# WHAT IS NEEDED
Search the data below for "icon"; list each line that holds it.

# GIVEN RECORDS
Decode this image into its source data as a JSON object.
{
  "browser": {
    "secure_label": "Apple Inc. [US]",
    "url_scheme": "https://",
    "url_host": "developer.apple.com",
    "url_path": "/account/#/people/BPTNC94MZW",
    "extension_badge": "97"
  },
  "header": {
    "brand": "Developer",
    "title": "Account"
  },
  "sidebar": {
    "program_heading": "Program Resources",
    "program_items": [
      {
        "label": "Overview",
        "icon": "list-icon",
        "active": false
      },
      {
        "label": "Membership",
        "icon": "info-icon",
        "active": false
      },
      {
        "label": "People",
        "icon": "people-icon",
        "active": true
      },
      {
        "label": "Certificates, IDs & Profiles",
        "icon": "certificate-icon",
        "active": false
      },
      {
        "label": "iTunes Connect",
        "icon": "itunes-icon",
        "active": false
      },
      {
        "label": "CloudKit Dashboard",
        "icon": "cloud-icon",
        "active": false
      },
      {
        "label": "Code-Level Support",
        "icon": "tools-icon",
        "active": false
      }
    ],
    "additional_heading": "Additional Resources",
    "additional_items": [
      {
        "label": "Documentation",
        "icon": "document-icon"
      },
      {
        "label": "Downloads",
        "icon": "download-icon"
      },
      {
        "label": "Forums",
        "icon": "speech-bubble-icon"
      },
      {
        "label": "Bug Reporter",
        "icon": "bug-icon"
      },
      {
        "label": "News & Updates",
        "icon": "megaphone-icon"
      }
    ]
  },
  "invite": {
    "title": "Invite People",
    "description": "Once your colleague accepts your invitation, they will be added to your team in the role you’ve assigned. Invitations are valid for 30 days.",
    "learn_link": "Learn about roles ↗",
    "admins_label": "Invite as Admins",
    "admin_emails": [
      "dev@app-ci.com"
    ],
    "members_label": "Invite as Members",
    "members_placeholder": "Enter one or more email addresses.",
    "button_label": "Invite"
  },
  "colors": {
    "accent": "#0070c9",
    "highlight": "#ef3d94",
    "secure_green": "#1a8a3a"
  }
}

# SOLUTION FOR THIS PROBLEM
        "icon": "list-icon",
        "icon": "info-icon",
        "icon": "people-icon",
        "icon": "certificate-icon",
        "icon": "itunes-icon",
        "icon": "cloud-icon",
        "icon": "tools-icon",
        "icon": "document-icon"
        "icon": "download-icon"
        "icon": "speech-bubble-icon"
        "icon": "bug-icon"
        "icon": "megaphone-icon"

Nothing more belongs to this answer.